▶ WHAT IS NEEDED
Reproduce every line of the material below, but drop the pictures.

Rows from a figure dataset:
>>>>
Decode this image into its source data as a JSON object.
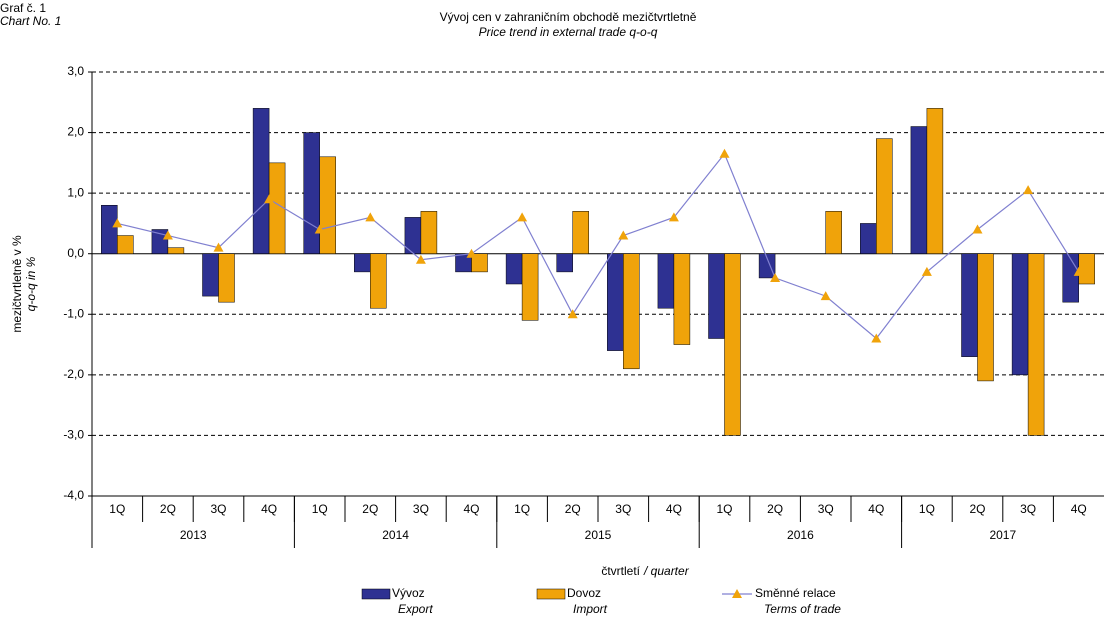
{
  "chart_data": {
    "type": "bar_line",
    "label": "Graf č. 1",
    "label_en": "Chart No. 1",
    "title": "Vývoj cen v zahraničním obchodě mezičtvrtletně",
    "subtitle": "Price trend in external trade q-o-q",
    "y_label": "mezičtvrtletně v %",
    "y_label_en": "q-o-q  in %",
    "x_label": "čtvrtletí",
    "x_label_en": "/ quarter",
    "categories": [
      "1Q",
      "2Q",
      "3Q",
      "4Q",
      "1Q",
      "2Q",
      "3Q",
      "4Q",
      "1Q",
      "2Q",
      "3Q",
      "4Q",
      "1Q",
      "2Q",
      "3Q",
      "4Q",
      "1Q",
      "2Q",
      "3Q",
      "4Q"
    ],
    "years": [
      "2013",
      "2014",
      "2015",
      "2016",
      "2017"
    ],
    "series": [
      {
        "name": "Vývoz",
        "name_en": "Export",
        "type": "bar",
        "color": "#2e3192",
        "values": [
          0.8,
          0.4,
          -0.7,
          2.4,
          2.0,
          -0.3,
          0.6,
          -0.3,
          -0.5,
          -0.3,
          -1.6,
          -0.9,
          -1.4,
          -0.4,
          0.0,
          0.5,
          2.1,
          -1.7,
          -2.0,
          -0.8
        ]
      },
      {
        "name": "Dovoz",
        "name_en": "Import",
        "type": "bar",
        "color": "#f0a30a",
        "values": [
          0.3,
          0.1,
          -0.8,
          1.5,
          1.6,
          -0.9,
          0.7,
          -0.3,
          -1.1,
          0.7,
          -1.9,
          -1.5,
          -3.0,
          0.0,
          0.7,
          1.9,
          2.4,
          -2.1,
          -3.0,
          -0.5
        ]
      },
      {
        "name": "Směnné relace",
        "name_en": "Terms of trade",
        "type": "line",
        "color": "#8080d0",
        "marker_color": "#f0a30a",
        "values": [
          0.5,
          0.3,
          0.1,
          0.9,
          0.4,
          0.6,
          -0.1,
          0.0,
          0.6,
          -1.0,
          0.3,
          0.6,
          1.65,
          -0.4,
          -0.7,
          -1.4,
          -0.3,
          0.4,
          1.05,
          -0.3
        ]
      }
    ],
    "ylim": [
      -4,
      3
    ],
    "yticks": [
      {
        "value": -4,
        "label": "-4,0"
      },
      {
        "value": -3,
        "label": "-3,0"
      },
      {
        "value": -2,
        "label": "-2,0"
      },
      {
        "value": -1,
        "label": "-1,0"
      },
      {
        "value": 0,
        "label": "0,0"
      },
      {
        "value": 1,
        "label": "1,0"
      },
      {
        "value": 2,
        "label": "2,0"
      },
      {
        "value": 3,
        "label": "3,0"
      }
    ],
    "grid": true
  }
}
<<<<
▶ FINISHED TASK
Decode this image into its source data as a JSON object.
{
  "chart_data": {
    "type": "bar_line",
    "label": "Graf č. 1",
    "label_en": "Chart No. 1",
    "title": "Vývoj cen v zahraničním obchodě mezičtvrtletně",
    "subtitle": "Price trend in external trade q-o-q",
    "y_label": "mezičtvrtletně v %",
    "y_label_en": "q-o-q  in %",
    "x_label": "čtvrtletí",
    "x_label_en": "/ quarter",
    "categories": [
      "1Q",
      "2Q",
      "3Q",
      "4Q",
      "1Q",
      "2Q",
      "3Q",
      "4Q",
      "1Q",
      "2Q",
      "3Q",
      "4Q",
      "1Q",
      "2Q",
      "3Q",
      "4Q",
      "1Q",
      "2Q",
      "3Q",
      "4Q"
    ],
    "years": [
      "2013",
      "2014",
      "2015",
      "2016",
      "2017"
    ],
    "series": [
      {
        "name": "Vývoz",
        "name_en": "Export",
        "type": "bar",
        "color": "#2e3192",
        "values": [
          0.8,
          0.4,
          -0.7,
          2.4,
          2.0,
          -0.3,
          0.6,
          -0.3,
          -0.5,
          -0.3,
          -1.6,
          -0.9,
          -1.4,
          -0.4,
          0.0,
          0.5,
          2.1,
          -1.7,
          -2.0,
          -0.8
        ]
      },
      {
        "name": "Dovoz",
        "name_en": "Import",
        "type": "bar",
        "color": "#f0a30a",
        "values": [
          0.3,
          0.1,
          -0.8,
          1.5,
          1.6,
          -0.9,
          0.7,
          -0.3,
          -1.1,
          0.7,
          -1.9,
          -1.5,
          -3.0,
          0.0,
          0.7,
          1.9,
          2.4,
          -2.1,
          -3.0,
          -0.5
        ]
      },
      {
        "name": "Směnné relace",
        "name_en": "Terms of trade",
        "type": "line",
        "color": "#8080d0",
        "marker_color": "#f0a30a",
        "values": [
          0.5,
          0.3,
          0.1,
          0.9,
          0.4,
          0.6,
          -0.1,
          0.0,
          0.6,
          -1.0,
          0.3,
          0.6,
          1.65,
          -0.4,
          -0.7,
          -1.4,
          -0.3,
          0.4,
          1.05,
          -0.3
        ]
      }
    ],
    "ylim": [
      -4,
      3
    ],
    "yticks": [
      {
        "value": -4,
        "label": "-4,0"
      },
      {
        "value": -3,
        "label": "-3,0"
      },
      {
        "value": -2,
        "label": "-2,0"
      },
      {
        "value": -1,
        "label": "-1,0"
      },
      {
        "value": 0,
        "label": "0,0"
      },
      {
        "value": 1,
        "label": "1,0"
      },
      {
        "value": 2,
        "label": "2,0"
      },
      {
        "value": 3,
        "label": "3,0"
      }
    ],
    "grid": true
  }
}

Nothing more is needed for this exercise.